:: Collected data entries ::
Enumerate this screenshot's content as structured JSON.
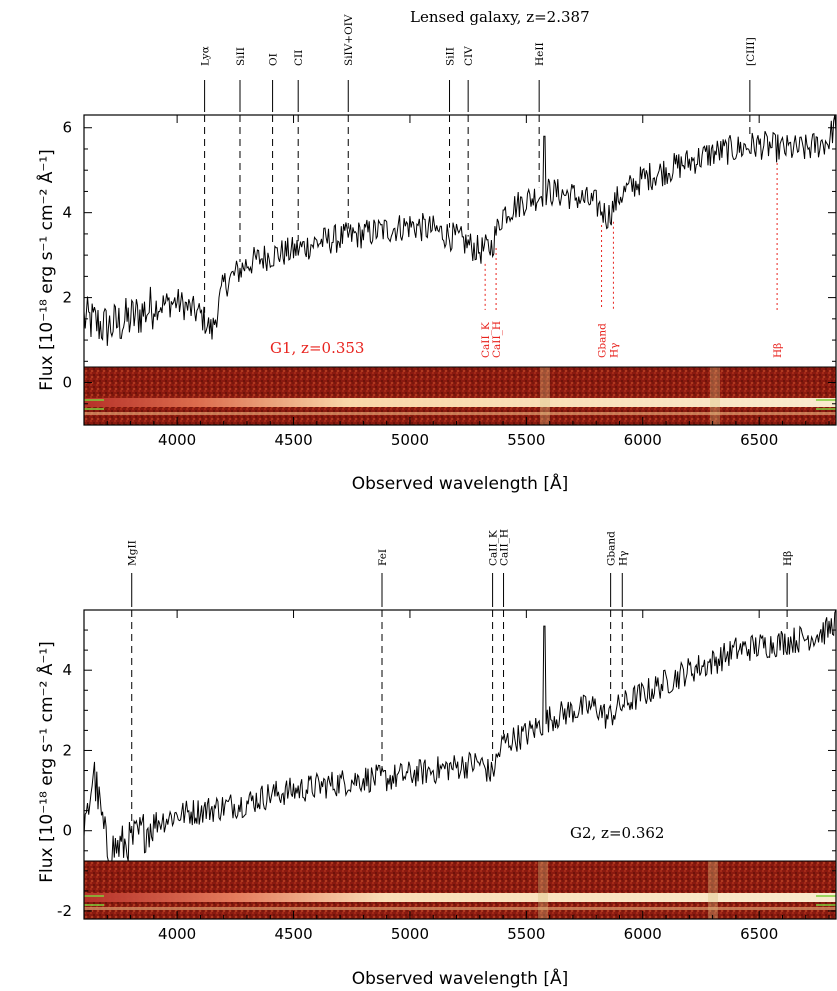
{
  "chart_data": [
    {
      "type": "line",
      "title": "Lensed galaxy, z=2.387",
      "secondary_label": "G1, z=0.353",
      "xlabel": "Observed wavelength [Å]",
      "ylabel": "Flux [10⁻¹⁸ erg s⁻¹ cm⁻² Å⁻¹]",
      "xlim": [
        3600,
        6830
      ],
      "ylim": [
        -1.0,
        6.3
      ],
      "x_ticks": [
        4000,
        4500,
        5000,
        5500,
        6000,
        6500
      ],
      "y_ticks": [
        0,
        2,
        4,
        6
      ],
      "spectrum_trend": {
        "x": [
          3600,
          3700,
          3800,
          3900,
          4000,
          4100,
          4150,
          4200,
          4300,
          4400,
          4500,
          4600,
          4700,
          4800,
          4900,
          5000,
          5100,
          5200,
          5300,
          5350,
          5400,
          5500,
          5600,
          5700,
          5800,
          5850,
          5900,
          6000,
          6100,
          6200,
          6300,
          6400,
          6500,
          6600,
          6700,
          6800,
          6830
        ],
        "y": [
          1.5,
          1.3,
          1.5,
          1.8,
          1.9,
          1.6,
          1.2,
          2.3,
          2.8,
          3.0,
          3.1,
          3.3,
          3.4,
          3.5,
          3.6,
          3.7,
          3.6,
          3.4,
          3.1,
          3.2,
          4.0,
          4.3,
          4.5,
          4.4,
          4.2,
          3.9,
          4.4,
          4.8,
          5.0,
          5.2,
          5.4,
          5.5,
          5.6,
          5.5,
          5.5,
          5.7,
          6.2
        ]
      },
      "emission_spike": {
        "x": 5577,
        "y": 5.8
      },
      "lines": [
        {
          "label": "Lyα",
          "x": 4118
        },
        {
          "label": "SiII",
          "x": 4270
        },
        {
          "label": "OI",
          "x": 4410
        },
        {
          "label": "CII",
          "x": 4520
        },
        {
          "label": "SiIV+OIV",
          "x": 4735
        },
        {
          "label": "SiII",
          "x": 5170
        },
        {
          "label": "CIV",
          "x": 5250
        },
        {
          "label": "HeII",
          "x": 5555
        },
        {
          "label": "[CIII]",
          "x": 6460
        }
      ],
      "foreground_lines": [
        {
          "label": "CaII_K",
          "x": 5323
        },
        {
          "label": "CaII_H",
          "x": 5370
        },
        {
          "label": "Gband",
          "x": 5823
        },
        {
          "label": "Hγ",
          "x": 5874
        },
        {
          "label": "Hβ",
          "x": 6577
        }
      ]
    },
    {
      "type": "line",
      "title": "G2, z=0.362",
      "xlabel": "Observed wavelength [Å]",
      "ylabel": "Flux [10⁻¹⁸ erg s⁻¹ cm⁻² Å⁻¹]",
      "xlim": [
        3600,
        6830
      ],
      "ylim": [
        -2.2,
        5.5
      ],
      "x_ticks": [
        4000,
        4500,
        5000,
        5500,
        6000,
        6500
      ],
      "y_ticks": [
        -2,
        0,
        2,
        4
      ],
      "spectrum_trend": {
        "x": [
          3600,
          3640,
          3700,
          3800,
          3900,
          4000,
          4100,
          4200,
          4300,
          4400,
          4500,
          4600,
          4700,
          4800,
          4900,
          5000,
          5100,
          5200,
          5300,
          5350,
          5400,
          5500,
          5550,
          5600,
          5700,
          5800,
          5850,
          5900,
          6000,
          6100,
          6200,
          6300,
          6400,
          6500,
          6600,
          6700,
          6800,
          6830
        ],
        "y": [
          -0.3,
          1.5,
          -0.5,
          -0.3,
          0.2,
          0.4,
          0.5,
          0.6,
          0.7,
          0.9,
          1.0,
          1.1,
          1.2,
          1.3,
          1.3,
          1.4,
          1.5,
          1.6,
          1.7,
          1.4,
          2.2,
          2.4,
          2.6,
          2.8,
          3.0,
          3.1,
          2.8,
          3.1,
          3.4,
          3.7,
          4.0,
          4.2,
          4.5,
          4.6,
          4.7,
          4.8,
          5.0,
          5.3
        ]
      },
      "emission_spike": {
        "x": 5577,
        "y": 5.1
      },
      "lines": [
        {
          "label": "MgII",
          "x": 3805
        },
        {
          "label": "FeI",
          "x": 4880
        },
        {
          "label": "CaII_K",
          "x": 5355
        },
        {
          "label": "CaII_H",
          "x": 5402
        },
        {
          "label": "Gband",
          "x": 5862
        },
        {
          "label": "Hγ",
          "x": 5912
        },
        {
          "label": "Hβ",
          "x": 6620
        }
      ]
    }
  ],
  "colors": {
    "spectrum": "#000000",
    "foreground_lines": "#e8231e",
    "spectrum2d_bg": "#8a1a10",
    "spectrum2d_trace": "#ffe6a0",
    "marker": "#7ccf3a"
  }
}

:: Aim of the exercise ::
Write out the entries again, exactly as given, skipping any images.

:: Finished answer ::
Enumerate this screenshot's content as structured JSON.
{
  "chart_data": [
    {
      "type": "line",
      "title": "Lensed galaxy, z=2.387",
      "secondary_label": "G1, z=0.353",
      "xlabel": "Observed wavelength [Å]",
      "ylabel": "Flux [10⁻¹⁸ erg s⁻¹ cm⁻² Å⁻¹]",
      "xlim": [
        3600,
        6830
      ],
      "ylim": [
        -1.0,
        6.3
      ],
      "x_ticks": [
        4000,
        4500,
        5000,
        5500,
        6000,
        6500
      ],
      "y_ticks": [
        0,
        2,
        4,
        6
      ],
      "spectrum_trend": {
        "x": [
          3600,
          3700,
          3800,
          3900,
          4000,
          4100,
          4150,
          4200,
          4300,
          4400,
          4500,
          4600,
          4700,
          4800,
          4900,
          5000,
          5100,
          5200,
          5300,
          5350,
          5400,
          5500,
          5600,
          5700,
          5800,
          5850,
          5900,
          6000,
          6100,
          6200,
          6300,
          6400,
          6500,
          6600,
          6700,
          6800,
          6830
        ],
        "y": [
          1.5,
          1.3,
          1.5,
          1.8,
          1.9,
          1.6,
          1.2,
          2.3,
          2.8,
          3.0,
          3.1,
          3.3,
          3.4,
          3.5,
          3.6,
          3.7,
          3.6,
          3.4,
          3.1,
          3.2,
          4.0,
          4.3,
          4.5,
          4.4,
          4.2,
          3.9,
          4.4,
          4.8,
          5.0,
          5.2,
          5.4,
          5.5,
          5.6,
          5.5,
          5.5,
          5.7,
          6.2
        ]
      },
      "emission_spike": {
        "x": 5577,
        "y": 5.8
      },
      "lines": [
        {
          "label": "Lyα",
          "x": 4118
        },
        {
          "label": "SiII",
          "x": 4270
        },
        {
          "label": "OI",
          "x": 4410
        },
        {
          "label": "CII",
          "x": 4520
        },
        {
          "label": "SiIV+OIV",
          "x": 4735
        },
        {
          "label": "SiII",
          "x": 5170
        },
        {
          "label": "CIV",
          "x": 5250
        },
        {
          "label": "HeII",
          "x": 5555
        },
        {
          "label": "[CIII]",
          "x": 6460
        }
      ],
      "foreground_lines": [
        {
          "label": "CaII_K",
          "x": 5323
        },
        {
          "label": "CaII_H",
          "x": 5370
        },
        {
          "label": "Gband",
          "x": 5823
        },
        {
          "label": "Hγ",
          "x": 5874
        },
        {
          "label": "Hβ",
          "x": 6577
        }
      ]
    },
    {
      "type": "line",
      "title": "G2, z=0.362",
      "xlabel": "Observed wavelength [Å]",
      "ylabel": "Flux [10⁻¹⁸ erg s⁻¹ cm⁻² Å⁻¹]",
      "xlim": [
        3600,
        6830
      ],
      "ylim": [
        -2.2,
        5.5
      ],
      "x_ticks": [
        4000,
        4500,
        5000,
        5500,
        6000,
        6500
      ],
      "y_ticks": [
        -2,
        0,
        2,
        4
      ],
      "spectrum_trend": {
        "x": [
          3600,
          3640,
          3700,
          3800,
          3900,
          4000,
          4100,
          4200,
          4300,
          4400,
          4500,
          4600,
          4700,
          4800,
          4900,
          5000,
          5100,
          5200,
          5300,
          5350,
          5400,
          5500,
          5550,
          5600,
          5700,
          5800,
          5850,
          5900,
          6000,
          6100,
          6200,
          6300,
          6400,
          6500,
          6600,
          6700,
          6800,
          6830
        ],
        "y": [
          -0.3,
          1.5,
          -0.5,
          -0.3,
          0.2,
          0.4,
          0.5,
          0.6,
          0.7,
          0.9,
          1.0,
          1.1,
          1.2,
          1.3,
          1.3,
          1.4,
          1.5,
          1.6,
          1.7,
          1.4,
          2.2,
          2.4,
          2.6,
          2.8,
          3.0,
          3.1,
          2.8,
          3.1,
          3.4,
          3.7,
          4.0,
          4.2,
          4.5,
          4.6,
          4.7,
          4.8,
          5.0,
          5.3
        ]
      },
      "emission_spike": {
        "x": 5577,
        "y": 5.1
      },
      "lines": [
        {
          "label": "MgII",
          "x": 3805
        },
        {
          "label": "FeI",
          "x": 4880
        },
        {
          "label": "CaII_K",
          "x": 5355
        },
        {
          "label": "CaII_H",
          "x": 5402
        },
        {
          "label": "Gband",
          "x": 5862
        },
        {
          "label": "Hγ",
          "x": 5912
        },
        {
          "label": "Hβ",
          "x": 6620
        }
      ]
    }
  ],
  "colors": {
    "spectrum": "#000000",
    "foreground_lines": "#e8231e",
    "spectrum2d_bg": "#8a1a10",
    "spectrum2d_trace": "#ffe6a0",
    "marker": "#7ccf3a"
  }
}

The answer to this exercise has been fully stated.